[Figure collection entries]
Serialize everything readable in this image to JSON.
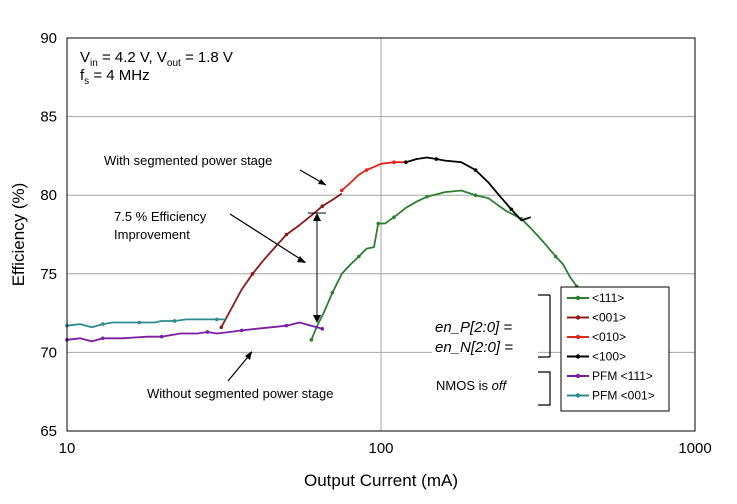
{
  "chart_data": {
    "type": "line",
    "xscale": "log",
    "xlim": [
      10,
      1000
    ],
    "ylim": [
      65,
      90
    ],
    "xticks": [
      10,
      100,
      1000
    ],
    "yticks": [
      65,
      70,
      75,
      80,
      85,
      90
    ],
    "xlabel": "Output Current (mA)",
    "ylabel": "Efficiency (%)",
    "grid": true,
    "conditions": {
      "line1": "4.2 V, V",
      "line2": "4 MHz",
      "vin_label": "V",
      "vin_sub": "in",
      "vin_val": " = 4.2 V, ",
      "vout_label": "V",
      "vout_sub": "out",
      "vout_val": " = 1.8 V",
      "fs_label": "f",
      "fs_sub": "s",
      "fs_val": " = 4 MHz"
    },
    "annotations": {
      "segmented": "With segmented power stage",
      "improvement_line1": "7.5 % Efficiency",
      "improvement_line2": "Improvement",
      "no_segmented": "Without segmented power stage",
      "en_p": "en_P[2:0] =",
      "en_n": "en_N[2:0] =",
      "nmos_prefix": "NMOS is ",
      "nmos_off": "off"
    },
    "series": [
      {
        "name": "<111>",
        "color": "#2e7d32",
        "x": [
          60,
          63,
          66,
          70,
          75,
          80,
          85,
          90,
          95,
          98,
          100,
          103,
          110,
          120,
          130,
          140,
          160,
          180,
          200,
          220,
          250,
          280,
          300,
          330,
          360,
          380,
          400,
          420,
          440
        ],
        "y": [
          70.8,
          71.8,
          72.6,
          73.8,
          75.0,
          75.6,
          76.1,
          76.6,
          76.7,
          78.2,
          78.2,
          78.2,
          78.6,
          79.2,
          79.6,
          79.9,
          80.2,
          80.3,
          80.0,
          79.8,
          79.0,
          78.5,
          77.9,
          77.0,
          76.1,
          75.6,
          74.8,
          74.2,
          73.6
        ]
      },
      {
        "name": "<001>",
        "color": "#8b1a1a",
        "x": [
          31,
          33,
          36,
          39,
          42,
          46,
          50,
          55,
          60,
          65,
          70,
          75
        ],
        "y": [
          71.6,
          72.6,
          74.0,
          75.0,
          75.8,
          76.7,
          77.5,
          78.1,
          78.7,
          79.3,
          79.7,
          80.1
        ]
      },
      {
        "name": "<010>",
        "color": "#e0261a",
        "x": [
          75,
          80,
          85,
          90,
          95,
          100,
          110,
          120
        ],
        "y": [
          80.3,
          80.8,
          81.3,
          81.6,
          81.8,
          82.0,
          82.1,
          82.1
        ]
      },
      {
        "name": "<100>",
        "color": "#000000",
        "x": [
          120,
          130,
          140,
          150,
          160,
          180,
          200,
          220,
          240,
          260,
          280,
          300
        ],
        "y": [
          82.1,
          82.3,
          82.4,
          82.3,
          82.2,
          82.1,
          81.6,
          80.8,
          79.9,
          79.1,
          78.4,
          78.6
        ]
      },
      {
        "name": "PFM <111>",
        "color": "#7b1fa2",
        "x": [
          10,
          11,
          12,
          13,
          15,
          18,
          20,
          23,
          26,
          28,
          30,
          33,
          36,
          40,
          45,
          50,
          55,
          60,
          65
        ],
        "y": [
          70.8,
          70.9,
          70.7,
          70.9,
          70.9,
          71.0,
          71.0,
          71.2,
          71.2,
          71.3,
          71.2,
          71.3,
          71.4,
          71.5,
          71.6,
          71.7,
          71.9,
          71.7,
          71.5
        ]
      },
      {
        "name": "PFM <001>",
        "color": "#2e8b8b",
        "x": [
          10,
          11,
          12,
          13,
          14,
          15,
          17,
          19,
          20,
          22,
          24,
          27,
          30,
          32
        ],
        "y": [
          71.7,
          71.8,
          71.6,
          71.8,
          71.9,
          71.9,
          71.9,
          71.9,
          72.0,
          72.0,
          72.1,
          72.1,
          72.1,
          72.1
        ]
      }
    ]
  }
}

Given problem: In your copy, leave out the pictures and reproduce the material above exactly.

The completed task:
Serialize everything readable in this image to JSON.
{
  "chart_data": {
    "type": "line",
    "xscale": "log",
    "xlim": [
      10,
      1000
    ],
    "ylim": [
      65,
      90
    ],
    "xticks": [
      10,
      100,
      1000
    ],
    "yticks": [
      65,
      70,
      75,
      80,
      85,
      90
    ],
    "xlabel": "Output Current (mA)",
    "ylabel": "Efficiency (%)",
    "grid": true,
    "conditions": {
      "line1": "4.2 V, V",
      "line2": "4 MHz",
      "vin_label": "V",
      "vin_sub": "in",
      "vin_val": " = 4.2 V, ",
      "vout_label": "V",
      "vout_sub": "out",
      "vout_val": " = 1.8 V",
      "fs_label": "f",
      "fs_sub": "s",
      "fs_val": " = 4 MHz"
    },
    "annotations": {
      "segmented": "With segmented power stage",
      "improvement_line1": "7.5 % Efficiency",
      "improvement_line2": "Improvement",
      "no_segmented": "Without segmented power stage",
      "en_p": "en_P[2:0] =",
      "en_n": "en_N[2:0] =",
      "nmos_prefix": "NMOS is ",
      "nmos_off": "off"
    },
    "series": [
      {
        "name": "<111>",
        "color": "#2e7d32",
        "x": [
          60,
          63,
          66,
          70,
          75,
          80,
          85,
          90,
          95,
          98,
          100,
          103,
          110,
          120,
          130,
          140,
          160,
          180,
          200,
          220,
          250,
          280,
          300,
          330,
          360,
          380,
          400,
          420,
          440
        ],
        "y": [
          70.8,
          71.8,
          72.6,
          73.8,
          75.0,
          75.6,
          76.1,
          76.6,
          76.7,
          78.2,
          78.2,
          78.2,
          78.6,
          79.2,
          79.6,
          79.9,
          80.2,
          80.3,
          80.0,
          79.8,
          79.0,
          78.5,
          77.9,
          77.0,
          76.1,
          75.6,
          74.8,
          74.2,
          73.6
        ]
      },
      {
        "name": "<001>",
        "color": "#8b1a1a",
        "x": [
          31,
          33,
          36,
          39,
          42,
          46,
          50,
          55,
          60,
          65,
          70,
          75
        ],
        "y": [
          71.6,
          72.6,
          74.0,
          75.0,
          75.8,
          76.7,
          77.5,
          78.1,
          78.7,
          79.3,
          79.7,
          80.1
        ]
      },
      {
        "name": "<010>",
        "color": "#e0261a",
        "x": [
          75,
          80,
          85,
          90,
          95,
          100,
          110,
          120
        ],
        "y": [
          80.3,
          80.8,
          81.3,
          81.6,
          81.8,
          82.0,
          82.1,
          82.1
        ]
      },
      {
        "name": "<100>",
        "color": "#000000",
        "x": [
          120,
          130,
          140,
          150,
          160,
          180,
          200,
          220,
          240,
          260,
          280,
          300
        ],
        "y": [
          82.1,
          82.3,
          82.4,
          82.3,
          82.2,
          82.1,
          81.6,
          80.8,
          79.9,
          79.1,
          78.4,
          78.6
        ]
      },
      {
        "name": "PFM <111>",
        "color": "#7b1fa2",
        "x": [
          10,
          11,
          12,
          13,
          15,
          18,
          20,
          23,
          26,
          28,
          30,
          33,
          36,
          40,
          45,
          50,
          55,
          60,
          65
        ],
        "y": [
          70.8,
          70.9,
          70.7,
          70.9,
          70.9,
          71.0,
          71.0,
          71.2,
          71.2,
          71.3,
          71.2,
          71.3,
          71.4,
          71.5,
          71.6,
          71.7,
          71.9,
          71.7,
          71.5
        ]
      },
      {
        "name": "PFM <001>",
        "color": "#2e8b8b",
        "x": [
          10,
          11,
          12,
          13,
          14,
          15,
          17,
          19,
          20,
          22,
          24,
          27,
          30,
          32
        ],
        "y": [
          71.7,
          71.8,
          71.6,
          71.8,
          71.9,
          71.9,
          71.9,
          71.9,
          72.0,
          72.0,
          72.1,
          72.1,
          72.1,
          72.1
        ]
      }
    ]
  }
}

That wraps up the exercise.